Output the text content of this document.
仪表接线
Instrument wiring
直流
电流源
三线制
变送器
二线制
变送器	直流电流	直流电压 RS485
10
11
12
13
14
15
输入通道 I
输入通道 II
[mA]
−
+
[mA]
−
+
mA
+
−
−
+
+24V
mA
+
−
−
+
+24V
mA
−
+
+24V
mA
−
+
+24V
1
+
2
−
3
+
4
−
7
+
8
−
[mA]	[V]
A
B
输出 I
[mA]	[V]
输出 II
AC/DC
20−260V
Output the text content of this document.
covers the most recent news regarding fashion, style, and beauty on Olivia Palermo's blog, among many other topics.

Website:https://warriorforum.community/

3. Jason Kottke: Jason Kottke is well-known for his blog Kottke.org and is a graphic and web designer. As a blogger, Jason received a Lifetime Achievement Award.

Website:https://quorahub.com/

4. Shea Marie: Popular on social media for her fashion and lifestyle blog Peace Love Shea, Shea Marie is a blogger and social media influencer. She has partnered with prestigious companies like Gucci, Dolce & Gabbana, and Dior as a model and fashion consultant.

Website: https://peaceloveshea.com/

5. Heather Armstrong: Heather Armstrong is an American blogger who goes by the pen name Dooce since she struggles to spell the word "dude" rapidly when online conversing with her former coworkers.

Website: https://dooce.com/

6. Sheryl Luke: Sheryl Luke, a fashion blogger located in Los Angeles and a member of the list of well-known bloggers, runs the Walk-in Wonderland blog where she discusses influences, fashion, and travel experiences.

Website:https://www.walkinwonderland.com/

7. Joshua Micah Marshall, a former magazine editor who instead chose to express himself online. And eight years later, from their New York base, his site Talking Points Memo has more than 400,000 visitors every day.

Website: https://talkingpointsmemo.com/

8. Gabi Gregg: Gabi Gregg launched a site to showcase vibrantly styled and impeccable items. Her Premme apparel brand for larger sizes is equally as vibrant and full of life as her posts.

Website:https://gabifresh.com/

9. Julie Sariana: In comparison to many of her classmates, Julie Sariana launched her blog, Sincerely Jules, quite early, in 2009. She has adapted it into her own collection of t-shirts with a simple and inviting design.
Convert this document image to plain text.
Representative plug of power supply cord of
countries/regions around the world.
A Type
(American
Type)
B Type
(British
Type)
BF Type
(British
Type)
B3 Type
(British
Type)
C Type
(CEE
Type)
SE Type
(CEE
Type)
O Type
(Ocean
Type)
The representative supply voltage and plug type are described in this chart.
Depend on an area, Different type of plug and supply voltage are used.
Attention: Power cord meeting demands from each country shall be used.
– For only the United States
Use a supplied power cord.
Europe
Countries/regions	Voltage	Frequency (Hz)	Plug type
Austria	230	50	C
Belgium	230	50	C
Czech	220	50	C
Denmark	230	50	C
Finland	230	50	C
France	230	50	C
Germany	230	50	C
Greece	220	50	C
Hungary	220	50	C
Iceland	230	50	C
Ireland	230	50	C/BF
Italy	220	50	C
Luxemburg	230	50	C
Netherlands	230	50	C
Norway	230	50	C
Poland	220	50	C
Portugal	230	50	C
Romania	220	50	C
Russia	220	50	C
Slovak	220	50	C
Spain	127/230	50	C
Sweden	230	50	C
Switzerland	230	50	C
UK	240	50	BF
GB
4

──────────────────────────────

Your task is to transcribe the listing above in full, exactly as given.

▸ Solved problem:
Output the text content of this document.
仪表接线
Instrument wiring
直流
电流源
三线制
变送器
二线制
变送器	直流电流	直流电压 RS485
10
11
12
13
14
15
输入通道 I
输入通道 II
[mA]
−
+
[mA]
−
+
mA
+
−
−
+
+24V
mA
+
−
−
+
+24V
mA
−
+
+24V
mA
−
+
+24V
1
+
2
−
3
+
4
−
7
+
8
−
[mA]	[V]
A
B
输出 I
[mA]	[V]
输出 II
AC/DC
20−260V
Output the text content of this document.
covers the most recent news regarding fashion, style, and beauty on Olivia Palermo's blog, among many other topics.

Website:https://warriorforum.community/

3. Jason Kottke: Jason Kottke is well-known for his blog Kottke.org and is a graphic and web designer. As a blogger, Jason received a Lifetime Achievement Award.

Website:https://quorahub.com/

4. Shea Marie: Popular on social media for her fashion and lifestyle blog Peace Love Shea, Shea Marie is a blogger and social media influencer. She has partnered with prestigious companies like Gucci, Dolce & Gabbana, and Dior as a model and fashion consultant.

Website: https://peaceloveshea.com/

5. Heather Armstrong: Heather Armstrong is an American blogger who goes by the pen name Dooce since she struggles to spell the word "dude" rapidly when online conversing with her former coworkers.

Website: https://dooce.com/

6. Sheryl Luke: Sheryl Luke, a fashion blogger located in Los Angeles and a member of the list of well-known bloggers, runs the Walk-in Wonderland blog where she discusses influences, fashion, and travel experiences.

Website:https://www.walkinwonderland.com/

7. Joshua Micah Marshall, a former magazine editor who instead chose to express himself online. And eight years later, from their New York base, his site Talking Points Memo has more than 400,000 visitors every day.

Website: https://talkingpointsmemo.com/

8. Gabi Gregg: Gabi Gregg launched a site to showcase vibrantly styled and impeccable items. Her Premme apparel brand for larger sizes is equally as vibrant and full of life as her posts.

Website:https://gabifresh.com/

9. Julie Sariana: In comparison to many of her classmates, Julie Sariana launched her blog, Sincerely Jules, quite early, in 2009. She has adapted it into her own collection of t-shirts with a simple and inviting design.
Convert this document image to plain text.
Representative plug of power supply cord of
countries/regions around the world.
A Type
(American
Type)
B Type
(British
Type)
BF Type
(British
Type)
B3 Type
(British
Type)
C Type
(CEE
Type)
SE Type
(CEE
Type)
O Type
(Ocean
Type)
The representative supply voltage and plug type are described in this chart.
Depend on an area, Different type of plug and supply voltage are used.
Attention: Power cord meeting demands from each country shall be used.
– For only the United States
Use a supplied power cord.
Europe
Countries/regions	Voltage	Frequency (Hz)	Plug type
Austria	230	50	C
Belgium	230	50	C
Czech	220	50	C
Denmark	230	50	C
Finland	230	50	C
France	230	50	C
Germany	230	50	C
Greece	220	50	C
Hungary	220	50	C
Iceland	230	50	C
Ireland	230	50	C/BF
Italy	220	50	C
Luxemburg	230	50	C
Netherlands	230	50	C
Norway	230	50	C
Poland	220	50	C
Portugal	230	50	C
Romania	220	50	C
Russia	220	50	C
Slovak	220	50	C
Spain	127/230	50	C
Sweden	230	50	C
Switzerland	230	50	C
UK	240	50	BF
GB
4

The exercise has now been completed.